**EXERCISE DESCRIPTION**
Show all lines of the listing that hold the word "call".

**RECORDS FOR THE EXERCISE**

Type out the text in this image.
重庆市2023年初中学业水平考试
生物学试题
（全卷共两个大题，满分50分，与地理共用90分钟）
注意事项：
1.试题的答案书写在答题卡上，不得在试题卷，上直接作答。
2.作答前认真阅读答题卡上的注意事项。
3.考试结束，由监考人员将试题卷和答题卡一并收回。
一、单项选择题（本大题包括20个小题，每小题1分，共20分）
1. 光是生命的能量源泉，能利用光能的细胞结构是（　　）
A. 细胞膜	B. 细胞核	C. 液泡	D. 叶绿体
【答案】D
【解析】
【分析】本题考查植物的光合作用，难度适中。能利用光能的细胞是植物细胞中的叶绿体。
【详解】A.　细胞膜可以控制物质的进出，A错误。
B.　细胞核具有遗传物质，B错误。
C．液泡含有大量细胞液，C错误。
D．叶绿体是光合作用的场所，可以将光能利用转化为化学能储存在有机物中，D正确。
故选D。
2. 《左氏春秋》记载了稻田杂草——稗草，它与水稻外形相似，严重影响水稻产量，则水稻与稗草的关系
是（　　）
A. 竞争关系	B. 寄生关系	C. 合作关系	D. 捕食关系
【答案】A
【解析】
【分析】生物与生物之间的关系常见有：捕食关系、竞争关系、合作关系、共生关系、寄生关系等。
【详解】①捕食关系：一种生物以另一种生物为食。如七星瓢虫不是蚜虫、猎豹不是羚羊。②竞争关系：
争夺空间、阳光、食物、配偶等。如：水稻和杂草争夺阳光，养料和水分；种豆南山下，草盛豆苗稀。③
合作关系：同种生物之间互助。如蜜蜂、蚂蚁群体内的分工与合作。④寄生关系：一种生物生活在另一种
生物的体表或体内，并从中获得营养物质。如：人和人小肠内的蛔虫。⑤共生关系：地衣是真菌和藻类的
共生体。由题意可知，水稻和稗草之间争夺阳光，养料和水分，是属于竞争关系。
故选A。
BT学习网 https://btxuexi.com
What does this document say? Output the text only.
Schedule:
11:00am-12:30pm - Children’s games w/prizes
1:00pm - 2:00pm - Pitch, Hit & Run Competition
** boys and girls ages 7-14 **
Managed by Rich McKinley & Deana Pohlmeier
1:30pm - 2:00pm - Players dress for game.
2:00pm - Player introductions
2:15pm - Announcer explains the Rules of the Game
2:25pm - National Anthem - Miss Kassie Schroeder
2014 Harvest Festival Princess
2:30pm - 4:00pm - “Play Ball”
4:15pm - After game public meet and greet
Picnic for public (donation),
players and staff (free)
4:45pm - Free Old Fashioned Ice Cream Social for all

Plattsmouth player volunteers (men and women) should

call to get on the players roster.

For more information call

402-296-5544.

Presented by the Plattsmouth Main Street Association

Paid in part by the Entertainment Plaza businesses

**ANSWER TO THE PROBLEM**
call to get on the players roster.
For more information call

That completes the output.